[start The data]

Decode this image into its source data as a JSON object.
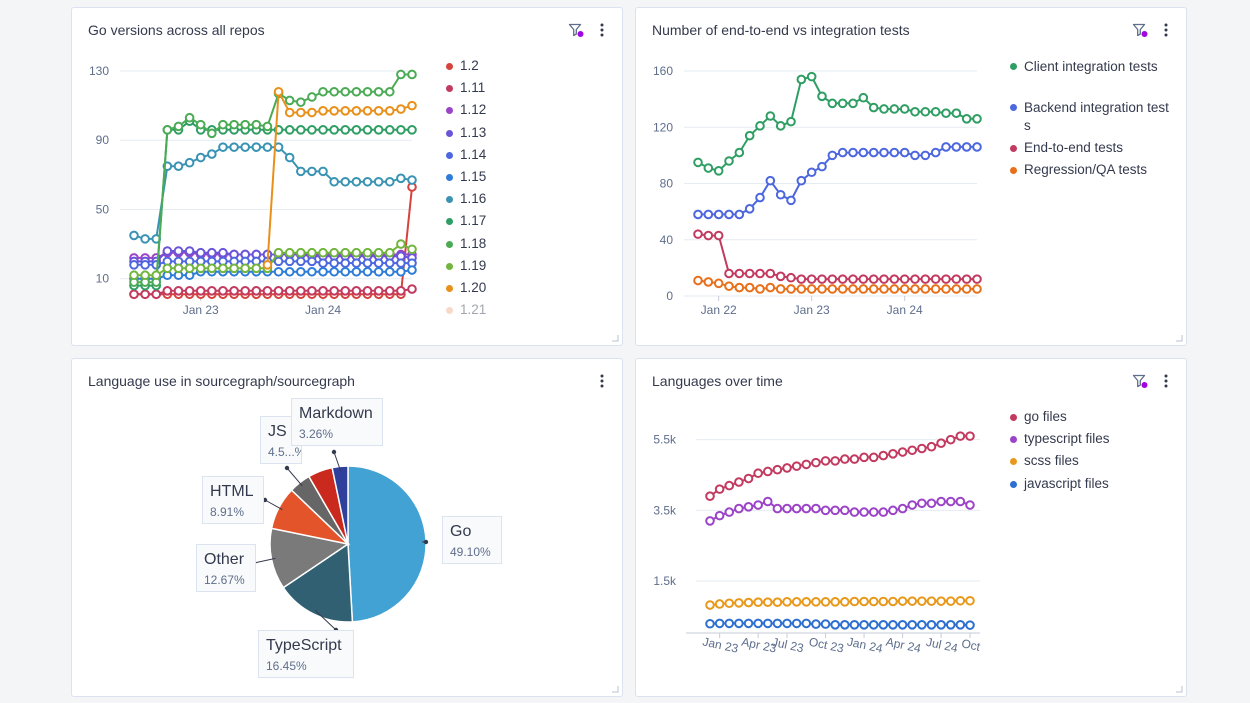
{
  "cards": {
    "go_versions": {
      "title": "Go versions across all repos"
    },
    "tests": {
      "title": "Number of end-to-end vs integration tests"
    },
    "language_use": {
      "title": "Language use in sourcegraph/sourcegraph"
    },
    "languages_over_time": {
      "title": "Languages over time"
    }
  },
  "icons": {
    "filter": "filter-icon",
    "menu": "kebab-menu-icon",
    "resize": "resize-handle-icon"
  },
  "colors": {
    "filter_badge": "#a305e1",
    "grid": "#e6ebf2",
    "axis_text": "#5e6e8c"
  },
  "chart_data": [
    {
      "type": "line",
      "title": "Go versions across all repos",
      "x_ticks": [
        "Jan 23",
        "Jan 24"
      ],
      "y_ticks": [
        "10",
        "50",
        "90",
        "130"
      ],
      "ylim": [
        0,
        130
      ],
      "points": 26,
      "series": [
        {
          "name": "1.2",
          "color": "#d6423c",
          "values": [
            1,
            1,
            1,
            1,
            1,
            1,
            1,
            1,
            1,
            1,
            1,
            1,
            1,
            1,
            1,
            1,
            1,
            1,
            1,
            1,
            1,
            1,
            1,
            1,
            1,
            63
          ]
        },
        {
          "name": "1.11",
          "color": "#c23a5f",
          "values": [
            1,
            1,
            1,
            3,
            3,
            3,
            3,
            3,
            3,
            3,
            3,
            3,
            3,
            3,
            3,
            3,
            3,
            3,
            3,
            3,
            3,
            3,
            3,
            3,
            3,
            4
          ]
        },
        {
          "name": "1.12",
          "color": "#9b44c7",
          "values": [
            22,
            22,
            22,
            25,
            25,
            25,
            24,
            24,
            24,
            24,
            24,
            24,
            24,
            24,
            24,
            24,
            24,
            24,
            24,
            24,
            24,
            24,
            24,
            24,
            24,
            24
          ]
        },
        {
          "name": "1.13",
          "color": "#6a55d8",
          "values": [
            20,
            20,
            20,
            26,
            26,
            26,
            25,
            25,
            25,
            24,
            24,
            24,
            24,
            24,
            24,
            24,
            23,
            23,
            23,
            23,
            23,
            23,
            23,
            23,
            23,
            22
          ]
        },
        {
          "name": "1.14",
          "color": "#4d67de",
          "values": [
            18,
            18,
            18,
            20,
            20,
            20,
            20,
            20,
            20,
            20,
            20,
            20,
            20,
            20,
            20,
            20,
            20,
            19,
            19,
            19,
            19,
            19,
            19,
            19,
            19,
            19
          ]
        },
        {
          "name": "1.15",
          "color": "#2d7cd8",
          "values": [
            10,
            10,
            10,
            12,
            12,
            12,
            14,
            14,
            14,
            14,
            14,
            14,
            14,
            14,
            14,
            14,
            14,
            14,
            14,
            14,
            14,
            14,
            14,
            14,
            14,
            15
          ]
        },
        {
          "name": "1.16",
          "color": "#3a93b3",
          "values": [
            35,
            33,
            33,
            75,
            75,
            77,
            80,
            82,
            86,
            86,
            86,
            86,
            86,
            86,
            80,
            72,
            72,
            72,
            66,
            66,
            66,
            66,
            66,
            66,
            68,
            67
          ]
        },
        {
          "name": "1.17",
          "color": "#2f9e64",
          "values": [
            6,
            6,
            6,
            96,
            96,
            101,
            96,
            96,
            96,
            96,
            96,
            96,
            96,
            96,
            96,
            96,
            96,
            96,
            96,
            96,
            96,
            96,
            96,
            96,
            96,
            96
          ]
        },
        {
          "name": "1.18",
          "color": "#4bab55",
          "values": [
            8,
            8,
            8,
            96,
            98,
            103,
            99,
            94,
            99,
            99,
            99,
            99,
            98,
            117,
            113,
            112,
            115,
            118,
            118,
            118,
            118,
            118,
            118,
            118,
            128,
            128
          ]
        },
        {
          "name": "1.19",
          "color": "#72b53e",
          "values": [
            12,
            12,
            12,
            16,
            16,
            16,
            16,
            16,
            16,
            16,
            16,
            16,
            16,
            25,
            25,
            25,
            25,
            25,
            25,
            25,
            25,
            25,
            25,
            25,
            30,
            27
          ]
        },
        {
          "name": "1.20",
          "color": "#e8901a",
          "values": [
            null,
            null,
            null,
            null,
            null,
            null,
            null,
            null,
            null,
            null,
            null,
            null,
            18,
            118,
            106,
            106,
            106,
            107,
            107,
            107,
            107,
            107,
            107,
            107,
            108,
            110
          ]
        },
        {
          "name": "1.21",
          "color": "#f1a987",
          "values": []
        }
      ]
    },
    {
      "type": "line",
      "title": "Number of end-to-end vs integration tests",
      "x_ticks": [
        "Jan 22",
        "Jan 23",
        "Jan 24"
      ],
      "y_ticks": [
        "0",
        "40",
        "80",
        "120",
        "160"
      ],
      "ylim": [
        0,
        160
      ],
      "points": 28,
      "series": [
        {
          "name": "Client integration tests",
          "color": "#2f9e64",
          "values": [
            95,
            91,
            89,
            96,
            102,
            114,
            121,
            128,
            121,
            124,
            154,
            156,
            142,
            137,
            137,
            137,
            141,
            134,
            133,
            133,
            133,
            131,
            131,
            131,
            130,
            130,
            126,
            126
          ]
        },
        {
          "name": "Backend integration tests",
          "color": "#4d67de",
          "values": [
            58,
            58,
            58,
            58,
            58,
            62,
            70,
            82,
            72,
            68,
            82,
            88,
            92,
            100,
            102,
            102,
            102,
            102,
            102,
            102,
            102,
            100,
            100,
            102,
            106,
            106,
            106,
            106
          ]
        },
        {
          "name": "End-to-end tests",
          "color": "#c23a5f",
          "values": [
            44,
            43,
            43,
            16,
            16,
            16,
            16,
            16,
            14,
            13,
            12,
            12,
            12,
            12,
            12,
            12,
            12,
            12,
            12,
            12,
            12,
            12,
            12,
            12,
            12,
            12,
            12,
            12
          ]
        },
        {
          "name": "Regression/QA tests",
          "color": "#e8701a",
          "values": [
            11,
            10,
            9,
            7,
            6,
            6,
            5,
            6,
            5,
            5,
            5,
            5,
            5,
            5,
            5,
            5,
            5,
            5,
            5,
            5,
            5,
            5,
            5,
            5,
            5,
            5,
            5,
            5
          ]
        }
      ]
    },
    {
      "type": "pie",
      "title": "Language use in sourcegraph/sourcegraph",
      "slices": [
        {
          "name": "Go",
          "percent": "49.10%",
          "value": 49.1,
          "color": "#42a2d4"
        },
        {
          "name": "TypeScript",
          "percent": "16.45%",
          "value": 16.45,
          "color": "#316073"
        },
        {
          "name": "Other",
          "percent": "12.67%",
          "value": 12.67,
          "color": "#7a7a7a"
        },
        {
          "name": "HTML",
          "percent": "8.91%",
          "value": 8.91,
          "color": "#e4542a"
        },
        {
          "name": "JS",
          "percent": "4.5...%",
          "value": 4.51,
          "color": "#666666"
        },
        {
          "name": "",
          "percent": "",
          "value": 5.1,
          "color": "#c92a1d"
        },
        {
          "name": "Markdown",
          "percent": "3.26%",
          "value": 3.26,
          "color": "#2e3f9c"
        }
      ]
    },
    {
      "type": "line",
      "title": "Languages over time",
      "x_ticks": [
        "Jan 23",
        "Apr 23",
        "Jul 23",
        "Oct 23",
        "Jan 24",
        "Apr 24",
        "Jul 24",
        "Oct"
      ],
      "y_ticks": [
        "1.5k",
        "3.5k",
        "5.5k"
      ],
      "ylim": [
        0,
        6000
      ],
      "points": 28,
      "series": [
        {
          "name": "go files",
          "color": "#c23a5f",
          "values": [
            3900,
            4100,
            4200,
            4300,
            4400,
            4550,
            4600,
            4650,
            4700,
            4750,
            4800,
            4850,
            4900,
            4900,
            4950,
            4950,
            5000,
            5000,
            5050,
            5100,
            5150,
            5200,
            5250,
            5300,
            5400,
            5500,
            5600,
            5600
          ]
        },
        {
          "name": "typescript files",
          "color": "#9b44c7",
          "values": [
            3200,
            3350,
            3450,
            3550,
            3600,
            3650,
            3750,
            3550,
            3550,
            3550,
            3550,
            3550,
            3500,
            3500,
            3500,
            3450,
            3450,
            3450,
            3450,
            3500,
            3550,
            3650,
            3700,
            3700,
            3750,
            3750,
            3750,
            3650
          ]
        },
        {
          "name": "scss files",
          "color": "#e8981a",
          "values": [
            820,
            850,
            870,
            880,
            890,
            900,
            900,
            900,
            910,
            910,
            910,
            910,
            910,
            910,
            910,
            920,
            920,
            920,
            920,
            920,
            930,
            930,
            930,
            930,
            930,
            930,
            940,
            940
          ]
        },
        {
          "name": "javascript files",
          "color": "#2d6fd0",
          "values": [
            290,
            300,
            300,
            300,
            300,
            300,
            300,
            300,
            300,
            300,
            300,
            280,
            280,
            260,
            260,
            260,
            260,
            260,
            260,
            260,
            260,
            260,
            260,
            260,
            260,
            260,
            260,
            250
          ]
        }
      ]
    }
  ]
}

[end The data]

### Exercise description
In the entries above, count every line containing the word "title". Write only the total.

### Task answer
8